## START Information given

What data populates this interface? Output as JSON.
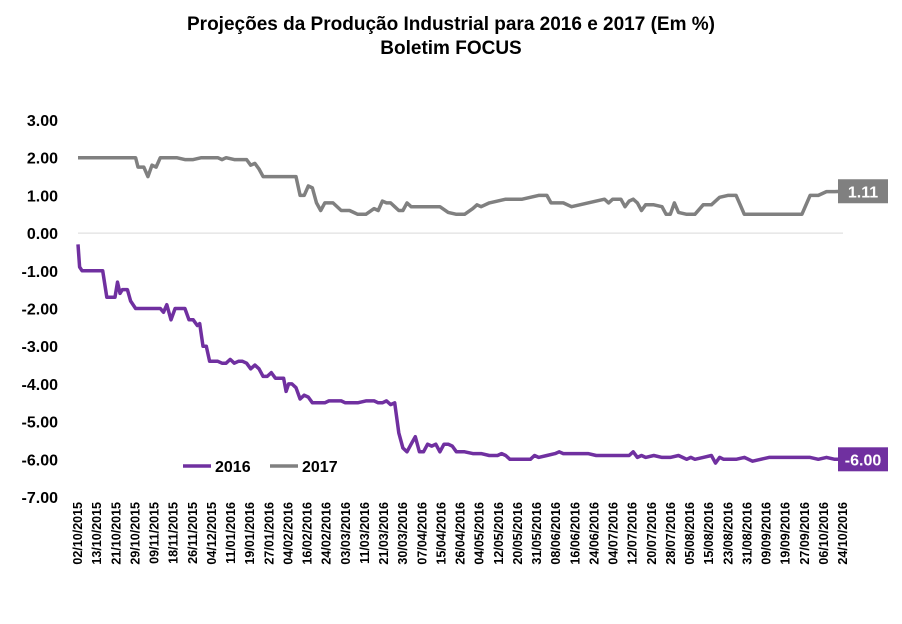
{
  "chart_data": {
    "type": "line",
    "title": "Projeções da Produção Industrial para 2016 e 2017 (Em %)",
    "subtitle": "Boletim FOCUS",
    "ylim": [
      -7,
      3
    ],
    "yticks": [
      "3.00",
      "2.00",
      "1.00",
      "0.00",
      "-1.00",
      "-2.00",
      "-3.00",
      "-4.00",
      "-5.00",
      "-6.00",
      "-7.00"
    ],
    "x_tick_labels": [
      "02/10/2015",
      "13/10/2015",
      "21/10/2015",
      "29/10/2015",
      "09/11/2015",
      "18/11/2015",
      "26/11/2015",
      "04/12/2015",
      "11/01/2016",
      "19/01/2016",
      "27/01/2016",
      "04/02/2016",
      "16/02/2016",
      "24/02/2016",
      "03/03/2016",
      "11/03/2016",
      "21/03/2016",
      "30/03/2016",
      "07/04/2016",
      "15/04/2016",
      "26/04/2016",
      "04/05/2016",
      "12/05/2016",
      "20/05/2016",
      "31/05/2016",
      "08/06/2016",
      "16/06/2016",
      "24/06/2016",
      "04/07/2016",
      "12/07/2016",
      "20/07/2016",
      "28/07/2016",
      "05/08/2016",
      "15/08/2016",
      "23/08/2016",
      "31/08/2016",
      "09/09/2016",
      "19/09/2016",
      "27/09/2016",
      "06/10/2016",
      "24/10/2016"
    ],
    "legend_position": "bottom-left",
    "grid": false,
    "series": [
      {
        "name": "2016",
        "color": "#7030A0",
        "end_label": "-6.00",
        "points": [
          [
            0,
            -0.3
          ],
          [
            0.2,
            -0.9
          ],
          [
            0.5,
            -1.0
          ],
          [
            1,
            -1.0
          ],
          [
            2,
            -1.0
          ],
          [
            3,
            -1.0
          ],
          [
            3.5,
            -1.7
          ],
          [
            4.5,
            -1.7
          ],
          [
            4.8,
            -1.3
          ],
          [
            5.1,
            -1.6
          ],
          [
            5.4,
            -1.5
          ],
          [
            6,
            -1.5
          ],
          [
            6.4,
            -1.8
          ],
          [
            7,
            -2.0
          ],
          [
            8,
            -2.0
          ],
          [
            9,
            -2.0
          ],
          [
            10,
            -2.0
          ],
          [
            10.4,
            -2.1
          ],
          [
            10.8,
            -1.9
          ],
          [
            11.3,
            -2.3
          ],
          [
            11.8,
            -2.0
          ],
          [
            12.5,
            -2.0
          ],
          [
            13,
            -2.0
          ],
          [
            13.5,
            -2.3
          ],
          [
            14,
            -2.3
          ],
          [
            14.5,
            -2.45
          ],
          [
            14.8,
            -2.4
          ],
          [
            15.2,
            -3.0
          ],
          [
            15.6,
            -3.0
          ],
          [
            16,
            -3.4
          ],
          [
            17,
            -3.4
          ],
          [
            17.5,
            -3.45
          ],
          [
            18,
            -3.45
          ],
          [
            18.5,
            -3.35
          ],
          [
            19,
            -3.45
          ],
          [
            19.5,
            -3.4
          ],
          [
            20,
            -3.4
          ],
          [
            20.5,
            -3.45
          ],
          [
            21,
            -3.6
          ],
          [
            21.5,
            -3.5
          ],
          [
            22,
            -3.6
          ],
          [
            22.5,
            -3.8
          ],
          [
            23,
            -3.8
          ],
          [
            23.5,
            -3.7
          ],
          [
            24,
            -3.85
          ],
          [
            25,
            -3.85
          ],
          [
            25.3,
            -4.2
          ],
          [
            25.6,
            -4.0
          ],
          [
            26,
            -4.0
          ],
          [
            26.5,
            -4.1
          ],
          [
            27,
            -4.4
          ],
          [
            27.5,
            -4.3
          ],
          [
            28,
            -4.35
          ],
          [
            28.5,
            -4.5
          ],
          [
            29,
            -4.5
          ],
          [
            29.5,
            -4.5
          ],
          [
            30,
            -4.5
          ],
          [
            30.5,
            -4.45
          ],
          [
            31,
            -4.45
          ],
          [
            32,
            -4.45
          ],
          [
            32.5,
            -4.5
          ],
          [
            33,
            -4.5
          ],
          [
            34,
            -4.5
          ],
          [
            35,
            -4.45
          ],
          [
            36,
            -4.45
          ],
          [
            36.5,
            -4.5
          ],
          [
            37,
            -4.5
          ],
          [
            37.5,
            -4.45
          ],
          [
            38,
            -4.55
          ],
          [
            38.5,
            -4.5
          ],
          [
            39,
            -5.3
          ],
          [
            39.5,
            -5.7
          ],
          [
            40,
            -5.8
          ],
          [
            40.5,
            -5.6
          ],
          [
            41,
            -5.4
          ],
          [
            41.5,
            -5.8
          ],
          [
            42,
            -5.8
          ],
          [
            42.5,
            -5.6
          ],
          [
            43,
            -5.65
          ],
          [
            43.5,
            -5.6
          ],
          [
            44,
            -5.8
          ],
          [
            44.5,
            -5.6
          ],
          [
            45,
            -5.6
          ],
          [
            45.5,
            -5.65
          ],
          [
            46,
            -5.8
          ],
          [
            47,
            -5.8
          ],
          [
            48,
            -5.85
          ],
          [
            49,
            -5.85
          ],
          [
            50,
            -5.9
          ],
          [
            51,
            -5.9
          ],
          [
            51.5,
            -5.85
          ],
          [
            52,
            -5.9
          ],
          [
            52.5,
            -6.0
          ],
          [
            53,
            -6.0
          ],
          [
            54,
            -6.0
          ],
          [
            55,
            -6.0
          ],
          [
            55.5,
            -5.9
          ],
          [
            56,
            -5.95
          ],
          [
            57,
            -5.9
          ],
          [
            58,
            -5.85
          ],
          [
            58.5,
            -5.8
          ],
          [
            59,
            -5.85
          ],
          [
            60,
            -5.85
          ],
          [
            61,
            -5.85
          ],
          [
            62,
            -5.85
          ],
          [
            63,
            -5.9
          ],
          [
            64,
            -5.9
          ],
          [
            65,
            -5.9
          ],
          [
            66,
            -5.9
          ],
          [
            67,
            -5.9
          ],
          [
            67.5,
            -5.8
          ],
          [
            68,
            -5.95
          ],
          [
            68.5,
            -5.9
          ],
          [
            69,
            -5.95
          ],
          [
            70,
            -5.9
          ],
          [
            71,
            -5.95
          ],
          [
            72,
            -5.95
          ],
          [
            73,
            -5.9
          ],
          [
            73.5,
            -5.95
          ],
          [
            74,
            -6.0
          ],
          [
            74.5,
            -5.95
          ],
          [
            75,
            -6.0
          ],
          [
            76,
            -5.95
          ],
          [
            77,
            -5.9
          ],
          [
            77.5,
            -6.1
          ],
          [
            78,
            -5.95
          ],
          [
            78.5,
            -6.0
          ],
          [
            79,
            -6.0
          ],
          [
            80,
            -6.0
          ],
          [
            81,
            -5.95
          ],
          [
            82,
            -6.05
          ],
          [
            83,
            -6.0
          ],
          [
            84,
            -5.95
          ],
          [
            85,
            -5.95
          ],
          [
            86,
            -5.95
          ],
          [
            87,
            -5.95
          ],
          [
            88,
            -5.95
          ],
          [
            89,
            -5.95
          ],
          [
            90,
            -6.0
          ],
          [
            91,
            -5.95
          ],
          [
            92,
            -6.0
          ],
          [
            93,
            -6.0
          ]
        ]
      },
      {
        "name": "2017",
        "color": "#808080",
        "end_label": "1.11",
        "points": [
          [
            0,
            2.0
          ],
          [
            1,
            2.0
          ],
          [
            2,
            2.0
          ],
          [
            3,
            2.0
          ],
          [
            4,
            2.0
          ],
          [
            5,
            2.0
          ],
          [
            6,
            2.0
          ],
          [
            7,
            2.0
          ],
          [
            7.3,
            1.75
          ],
          [
            8,
            1.75
          ],
          [
            8.5,
            1.5
          ],
          [
            9,
            1.8
          ],
          [
            9.5,
            1.75
          ],
          [
            10,
            2.0
          ],
          [
            11,
            2.0
          ],
          [
            12,
            2.0
          ],
          [
            13,
            1.95
          ],
          [
            14,
            1.95
          ],
          [
            15,
            2.0
          ],
          [
            16,
            2.0
          ],
          [
            17,
            2.0
          ],
          [
            17.5,
            1.95
          ],
          [
            18,
            2.0
          ],
          [
            19,
            1.95
          ],
          [
            20,
            1.95
          ],
          [
            20.5,
            1.95
          ],
          [
            21,
            1.8
          ],
          [
            21.5,
            1.85
          ],
          [
            22,
            1.7
          ],
          [
            22.5,
            1.5
          ],
          [
            23,
            1.5
          ],
          [
            24,
            1.5
          ],
          [
            25,
            1.5
          ],
          [
            26,
            1.5
          ],
          [
            26.5,
            1.5
          ],
          [
            27,
            1.0
          ],
          [
            27.5,
            1.0
          ],
          [
            28,
            1.25
          ],
          [
            28.5,
            1.2
          ],
          [
            29,
            0.8
          ],
          [
            29.5,
            0.6
          ],
          [
            30,
            0.8
          ],
          [
            31,
            0.8
          ],
          [
            32,
            0.6
          ],
          [
            33,
            0.6
          ],
          [
            33.5,
            0.55
          ],
          [
            34,
            0.5
          ],
          [
            35,
            0.5
          ],
          [
            36,
            0.65
          ],
          [
            36.5,
            0.6
          ],
          [
            37,
            0.85
          ],
          [
            37.5,
            0.8
          ],
          [
            38,
            0.8
          ],
          [
            38.5,
            0.7
          ],
          [
            39,
            0.6
          ],
          [
            39.5,
            0.6
          ],
          [
            40,
            0.8
          ],
          [
            40.5,
            0.7
          ],
          [
            41,
            0.7
          ],
          [
            42,
            0.7
          ],
          [
            43,
            0.7
          ],
          [
            44,
            0.7
          ],
          [
            45,
            0.55
          ],
          [
            46,
            0.5
          ],
          [
            47,
            0.5
          ],
          [
            48,
            0.65
          ],
          [
            48.5,
            0.75
          ],
          [
            49,
            0.7
          ],
          [
            50,
            0.8
          ],
          [
            51,
            0.85
          ],
          [
            52,
            0.9
          ],
          [
            53,
            0.9
          ],
          [
            54,
            0.9
          ],
          [
            55,
            0.95
          ],
          [
            56,
            1.0
          ],
          [
            57,
            1.0
          ],
          [
            57.5,
            0.8
          ],
          [
            58,
            0.8
          ],
          [
            59,
            0.8
          ],
          [
            60,
            0.7
          ],
          [
            61,
            0.75
          ],
          [
            62,
            0.8
          ],
          [
            63,
            0.85
          ],
          [
            64,
            0.9
          ],
          [
            64.5,
            0.8
          ],
          [
            65,
            0.9
          ],
          [
            66,
            0.9
          ],
          [
            66.5,
            0.7
          ],
          [
            67,
            0.85
          ],
          [
            67.5,
            0.9
          ],
          [
            68,
            0.8
          ],
          [
            68.5,
            0.6
          ],
          [
            69,
            0.75
          ],
          [
            70,
            0.75
          ],
          [
            71,
            0.7
          ],
          [
            71.5,
            0.5
          ],
          [
            72,
            0.5
          ],
          [
            72.5,
            0.8
          ],
          [
            73,
            0.55
          ],
          [
            74,
            0.5
          ],
          [
            75,
            0.5
          ],
          [
            76,
            0.75
          ],
          [
            77,
            0.75
          ],
          [
            78,
            0.95
          ],
          [
            79,
            1.0
          ],
          [
            80,
            1.0
          ],
          [
            80.5,
            0.75
          ],
          [
            81,
            0.5
          ],
          [
            82,
            0.5
          ],
          [
            83,
            0.5
          ],
          [
            84,
            0.5
          ],
          [
            85,
            0.5
          ],
          [
            86,
            0.5
          ],
          [
            87,
            0.5
          ],
          [
            88,
            0.5
          ],
          [
            89,
            1.0
          ],
          [
            90,
            1.0
          ],
          [
            91,
            1.1
          ],
          [
            92,
            1.1
          ],
          [
            93,
            1.11
          ]
        ]
      }
    ]
  }
}
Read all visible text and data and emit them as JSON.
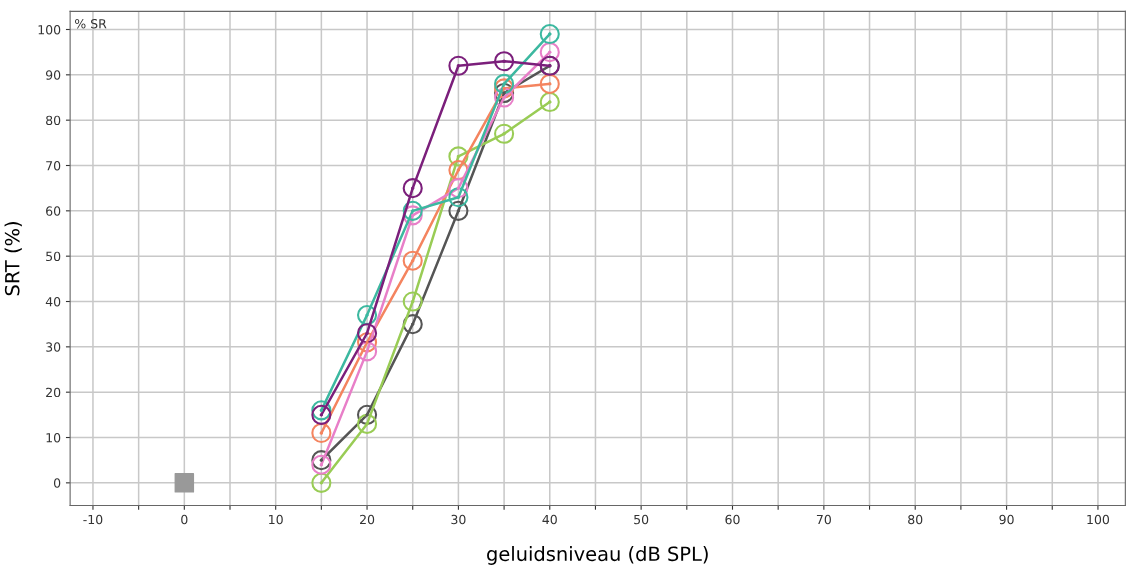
{
  "chart_data": {
    "type": "line",
    "xlabel": "geluidsniveau (dB SPL)",
    "ylabel": "SRT (%)",
    "annotations": [
      "% SR"
    ],
    "marker": "circle",
    "line_style": "solid",
    "grid": true,
    "legend": false,
    "xlim": [
      -12.5,
      103
    ],
    "ylim": [
      -5,
      104
    ],
    "xticks": [
      -10,
      {
        "value": -5,
        "label": null
      },
      0,
      {
        "value": 5,
        "label": null
      },
      10,
      {
        "value": 15,
        "label": null
      },
      20,
      {
        "value": 25,
        "label": null
      },
      30,
      {
        "value": 35,
        "label": null
      },
      40,
      {
        "value": 45,
        "label": null
      },
      50,
      {
        "value": 55,
        "label": null
      },
      60,
      {
        "value": 65,
        "label": null
      },
      70,
      {
        "value": 75,
        "label": null
      },
      80,
      {
        "value": 85,
        "label": null
      },
      90,
      {
        "value": 95,
        "label": null
      },
      100
    ],
    "yticks": [
      0,
      10,
      20,
      30,
      40,
      50,
      60,
      70,
      80,
      90,
      100
    ],
    "series": [
      {
        "color": "#555555",
        "x": [
          15,
          20,
          25,
          30,
          35,
          40
        ],
        "values": [
          5,
          15,
          35,
          60,
          86,
          92
        ]
      },
      {
        "color": "#99cc55",
        "x": [
          15,
          20,
          25,
          30,
          35,
          40
        ],
        "values": [
          0,
          13,
          40,
          72,
          77,
          84
        ]
      },
      {
        "color": "#f4845f",
        "x": [
          15,
          20,
          25,
          30,
          35,
          40
        ],
        "values": [
          11,
          31,
          49,
          69,
          87,
          88
        ]
      },
      {
        "color": "#e87fc8",
        "x": [
          15,
          20,
          25,
          30,
          35,
          40
        ],
        "values": [
          4,
          29,
          59,
          65,
          85,
          95
        ]
      },
      {
        "color": "#3cb8a0",
        "x": [
          15,
          20,
          25,
          30,
          35,
          40
        ],
        "values": [
          16,
          37,
          60,
          63,
          88,
          99
        ]
      },
      {
        "color": "#7b1f7b",
        "x": [
          15,
          20,
          25,
          30,
          35,
          40
        ],
        "values": [
          15,
          33,
          65,
          92,
          93,
          92
        ]
      },
      {
        "type": "scatter",
        "marker": "square",
        "color": "#999999",
        "x": [
          0
        ],
        "values": [
          0
        ]
      }
    ]
  }
}
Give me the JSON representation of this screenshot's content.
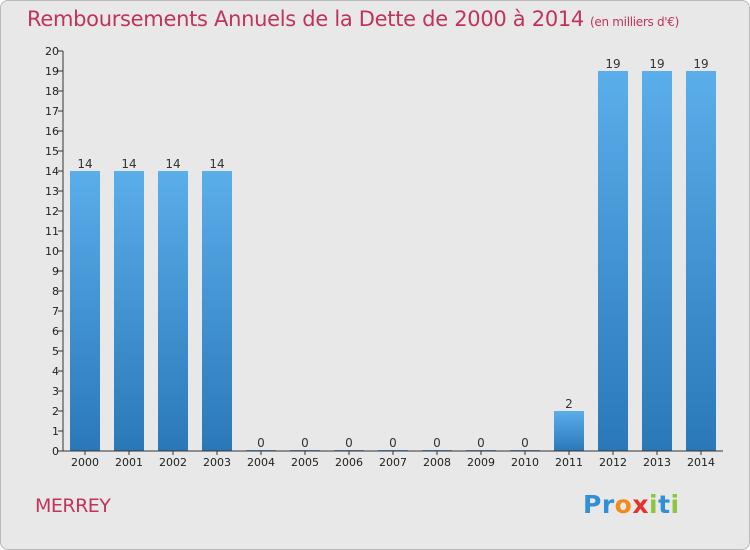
{
  "title": "Remboursements Annuels de la Dette de 2000 à 2014",
  "unit": "(en milliers d'€)",
  "location": "MERREY",
  "logo": {
    "letters": [
      "P",
      "r",
      "o",
      "x",
      "i",
      "t",
      "i"
    ],
    "colors": [
      "#2f8fd8",
      "#2f8fd8",
      "#f28a1c",
      "#e5322b",
      "#8cc63f",
      "#2f8fd8",
      "#8cc63f"
    ]
  },
  "colors": {
    "bar_top": "#5aaeea",
    "bar_bottom": "#2a78b8",
    "title": "#c0335c",
    "background": "#e8e8e8"
  },
  "chart_data": {
    "type": "bar",
    "categories": [
      "2000",
      "2001",
      "2002",
      "2003",
      "2004",
      "2005",
      "2006",
      "2007",
      "2008",
      "2009",
      "2010",
      "2011",
      "2012",
      "2013",
      "2014"
    ],
    "values": [
      14,
      14,
      14,
      14,
      0,
      0,
      0,
      0,
      0,
      0,
      0,
      2,
      19,
      19,
      19
    ],
    "data_labels": [
      "14",
      "14",
      "14",
      "14",
      "0",
      "0",
      "0",
      "0",
      "0",
      "0",
      "0",
      "2",
      "19",
      "19",
      "19"
    ],
    "yticks": [
      "0",
      "1",
      "2",
      "3",
      "4",
      "5",
      "6",
      "7",
      "8",
      "9",
      "10",
      "11",
      "12",
      "13",
      "14",
      "15",
      "16",
      "17",
      "18",
      "19",
      "20"
    ],
    "ylim": [
      0,
      20
    ],
    "grid": false
  }
}
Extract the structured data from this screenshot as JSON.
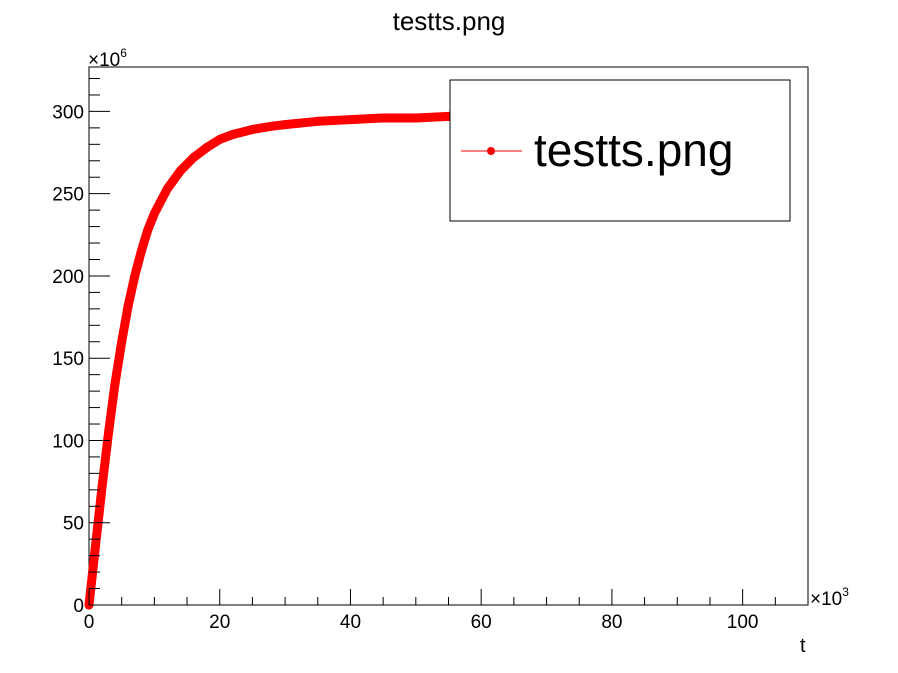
{
  "chart_data": {
    "type": "line",
    "title": "testts.png",
    "xlabel": "t",
    "ylabel": "",
    "x_multiplier_label": "×10",
    "x_multiplier_exp": "3",
    "y_multiplier_label": "×10",
    "y_multiplier_exp": "6",
    "xlim": [
      0,
      110
    ],
    "ylim": [
      0,
      327
    ],
    "x_ticks": [
      0,
      20,
      40,
      60,
      80,
      100
    ],
    "y_ticks": [
      0,
      50,
      100,
      150,
      200,
      250,
      300
    ],
    "legend": {
      "placement": "top-right",
      "entries": [
        "testts.png"
      ]
    },
    "grid": false,
    "series": [
      {
        "name": "testts.png",
        "color": "#ff0000",
        "x": [
          0,
          1,
          2,
          3,
          4,
          5,
          6,
          7,
          8,
          9,
          10,
          12,
          14,
          16,
          18,
          20,
          22,
          25,
          28,
          30,
          35,
          40,
          45,
          50,
          55,
          60
        ],
        "y": [
          0,
          36,
          72,
          105,
          135,
          160,
          182,
          200,
          215,
          228,
          238,
          253,
          264,
          272,
          278,
          283,
          286,
          289,
          291,
          292,
          294,
          295,
          296,
          296,
          297,
          297
        ]
      }
    ]
  }
}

## END Information given

Your goal: In the material above, how many lines hold the word "screenshot"? Say only the number.

Full answer: 2